Work instructions: Repeat the lines below word for word, omitting the picture.

Record excerpts:
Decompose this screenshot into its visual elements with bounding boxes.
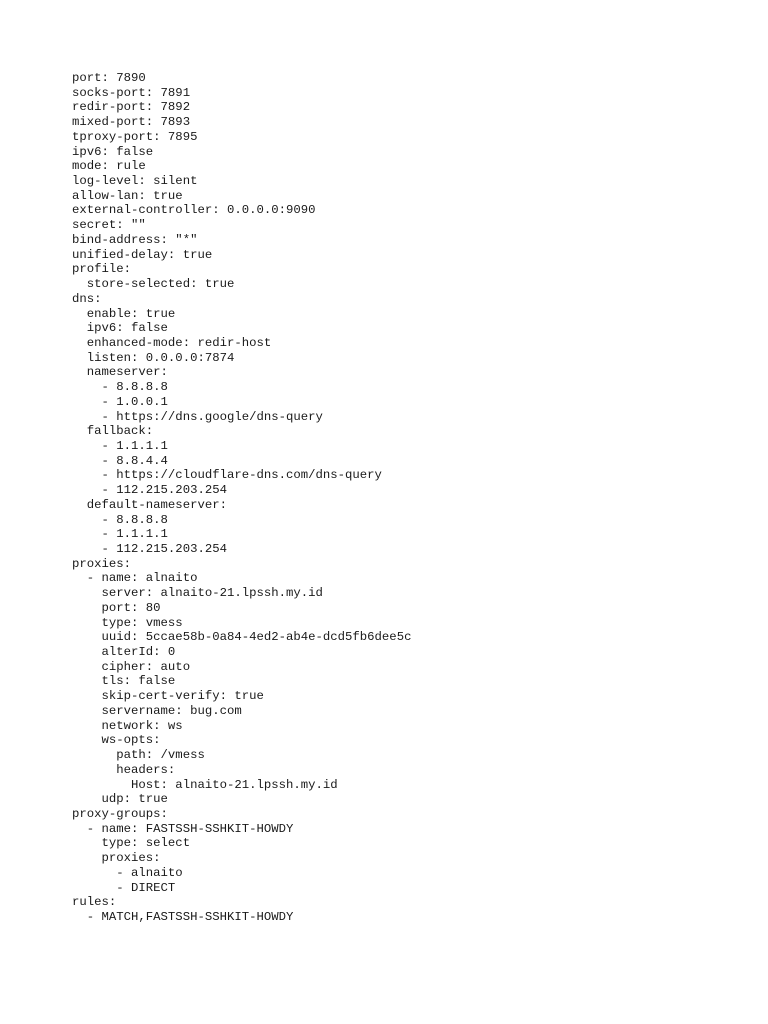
config-line: alterId: 0 (72, 645, 176, 660)
config-line: nameserver: (72, 365, 168, 380)
config-line: type: vmess (72, 615, 183, 630)
config-line: port: 80 (72, 600, 161, 615)
config-line: - DIRECT (72, 880, 176, 895)
config-line: enable: true (72, 306, 176, 321)
config-line: proxies: (72, 556, 132, 571)
config-line: headers: (72, 762, 176, 777)
config-line: enhanced-mode: redir-host (72, 335, 272, 350)
config-line: path: /vmess (72, 748, 205, 763)
config-line: store-selected: true (72, 277, 235, 292)
config-line: unified-delay: true (72, 247, 213, 262)
config-line: - https://dns.google/dns-query (72, 409, 323, 424)
config-line: - 112.215.203.254 (72, 542, 227, 556)
config-line: - name: alnaito (72, 571, 198, 586)
config-line: ipv6: false (72, 321, 168, 336)
config-line: udp: true (72, 792, 168, 807)
config-line: servername: bug.com (72, 703, 242, 718)
config-line: network: ws (72, 718, 183, 733)
config-line: - 1.1.1.1 (72, 438, 168, 453)
config-line: - 8.8.4.4 (72, 453, 168, 468)
config-line: - alnaito (72, 865, 183, 880)
config-line: mixed-port: 7893 (72, 115, 191, 130)
config-line: - 1.1.1.1 (72, 527, 168, 542)
config-line: port: 7890 (72, 71, 146, 85)
config-document (72, 71, 752, 925)
config-line: tproxy-port: 7895 (72, 129, 198, 144)
config-line: bind-address: "*" (72, 232, 198, 247)
config-line: tls: false (72, 674, 176, 689)
config-line: cipher: auto (72, 659, 191, 674)
config-line: - https://cloudflare-dns.com/dns-query (72, 468, 382, 483)
config-line: - name: FASTSSH-SSHKIT-HOWDY (72, 821, 294, 836)
config-line: - 8.8.8.8 (72, 380, 168, 395)
config-line: proxy-groups: (72, 806, 168, 821)
config-line: socks-port: 7891 (72, 85, 191, 100)
config-line: - 8.8.8.8 (72, 512, 168, 527)
config-line: - 1.0.0.1 (72, 394, 168, 409)
config-line: log-level: silent (72, 174, 198, 189)
config-line: listen: 0.0.0.0:7874 (72, 350, 235, 365)
config-line: - 112.215.203.254 (72, 483, 227, 498)
config-line: mode: rule (72, 159, 146, 174)
config-line: - MATCH,FASTSSH-SSHKIT-HOWDY (72, 909, 294, 924)
config-line: fallback: (72, 424, 154, 439)
config-line: skip-cert-verify: true (72, 689, 264, 704)
config-line: allow-lan: true (72, 188, 183, 203)
config-line: profile: (72, 262, 132, 277)
config-line: Host: alnaito-21.lpssh.my.id (72, 777, 338, 792)
config-line: ws-opts: (72, 733, 161, 748)
config-line: dns: (72, 291, 102, 306)
config-line: proxies: (72, 851, 161, 866)
config-line: server: alnaito-21.lpssh.my.id (72, 586, 323, 601)
config-line: external-controller: 0.0.0.0:9090 (72, 203, 316, 218)
config-line: type: select (72, 836, 191, 851)
config-line: redir-port: 7892 (72, 100, 191, 115)
config-line: rules: (72, 895, 117, 910)
config-line: secret: "" (72, 218, 146, 233)
config-line: uuid: 5ccae58b-0a84-4ed2-ab4e-dcd5fb6dee5c (72, 630, 412, 645)
config-line: default-nameserver: (72, 497, 227, 512)
config-line: ipv6: false (72, 144, 154, 159)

Answer for the task:
Decompose this screenshot into its visual elements with bounding boxes.
config-line: alterId: 0 (72, 645, 176, 660)
config-line: nameserver: (72, 365, 168, 380)
config-line: type: vmess (72, 615, 183, 630)
config-line: port: 80 (72, 600, 161, 615)
config-line: - DIRECT (72, 880, 176, 895)
config-line: enable: true (72, 306, 176, 321)
config-line: proxies: (72, 556, 132, 571)
config-line: headers: (72, 762, 176, 777)
config-line: enhanced-mode: redir-host (72, 335, 272, 350)
config-line: path: /vmess (72, 748, 205, 763)
config-line: store-selected: true (72, 277, 235, 292)
config-line: unified-delay: true (72, 247, 213, 262)
config-line: - https://dns.google/dns-query (72, 409, 323, 424)
config-line: - 112.215.203.254 (72, 542, 227, 556)
config-line: - name: alnaito (72, 571, 198, 586)
config-line: ipv6: false (72, 321, 168, 336)
config-line: udp: true (72, 792, 168, 807)
config-line: servername: bug.com (72, 703, 242, 718)
config-line: network: ws (72, 718, 183, 733)
config-line: - 1.1.1.1 (72, 438, 168, 453)
config-line: - 8.8.4.4 (72, 453, 168, 468)
config-line: - alnaito (72, 865, 183, 880)
config-line: mixed-port: 7893 (72, 115, 191, 130)
config-line: - 1.1.1.1 (72, 527, 168, 542)
config-line: port: 7890 (72, 71, 146, 85)
config-document (72, 71, 752, 925)
config-line: tproxy-port: 7895 (72, 129, 198, 144)
config-line: bind-address: "*" (72, 232, 198, 247)
config-line: tls: false (72, 674, 176, 689)
config-line: cipher: auto (72, 659, 191, 674)
config-line: - https://cloudflare-dns.com/dns-query (72, 468, 382, 483)
config-line: - name: FASTSSH-SSHKIT-HOWDY (72, 821, 294, 836)
config-line: - 8.8.8.8 (72, 380, 168, 395)
config-line: proxy-groups: (72, 806, 168, 821)
config-line: socks-port: 7891 (72, 85, 191, 100)
config-line: - 8.8.8.8 (72, 512, 168, 527)
config-line: - 1.0.0.1 (72, 394, 168, 409)
config-line: log-level: silent (72, 174, 198, 189)
config-line: listen: 0.0.0.0:7874 (72, 350, 235, 365)
config-line: - 112.215.203.254 (72, 483, 227, 498)
config-line: mode: rule (72, 159, 146, 174)
config-line: - MATCH,FASTSSH-SSHKIT-HOWDY (72, 909, 294, 924)
config-line: fallback: (72, 424, 154, 439)
config-line: skip-cert-verify: true (72, 689, 264, 704)
config-line: allow-lan: true (72, 188, 183, 203)
config-line: profile: (72, 262, 132, 277)
config-line: Host: alnaito-21.lpssh.my.id (72, 777, 338, 792)
config-line: ws-opts: (72, 733, 161, 748)
config-line: dns: (72, 291, 102, 306)
config-line: proxies: (72, 851, 161, 866)
config-line: server: alnaito-21.lpssh.my.id (72, 586, 323, 601)
config-line: external-controller: 0.0.0.0:9090 (72, 203, 316, 218)
config-line: type: select (72, 836, 191, 851)
config-line: redir-port: 7892 (72, 100, 191, 115)
config-line: rules: (72, 895, 117, 910)
config-line: secret: "" (72, 218, 146, 233)
config-line: uuid: 5ccae58b-0a84-4ed2-ab4e-dcd5fb6dee5c (72, 630, 412, 645)
config-line: default-nameserver: (72, 497, 227, 512)
config-line: ipv6: false (72, 144, 154, 159)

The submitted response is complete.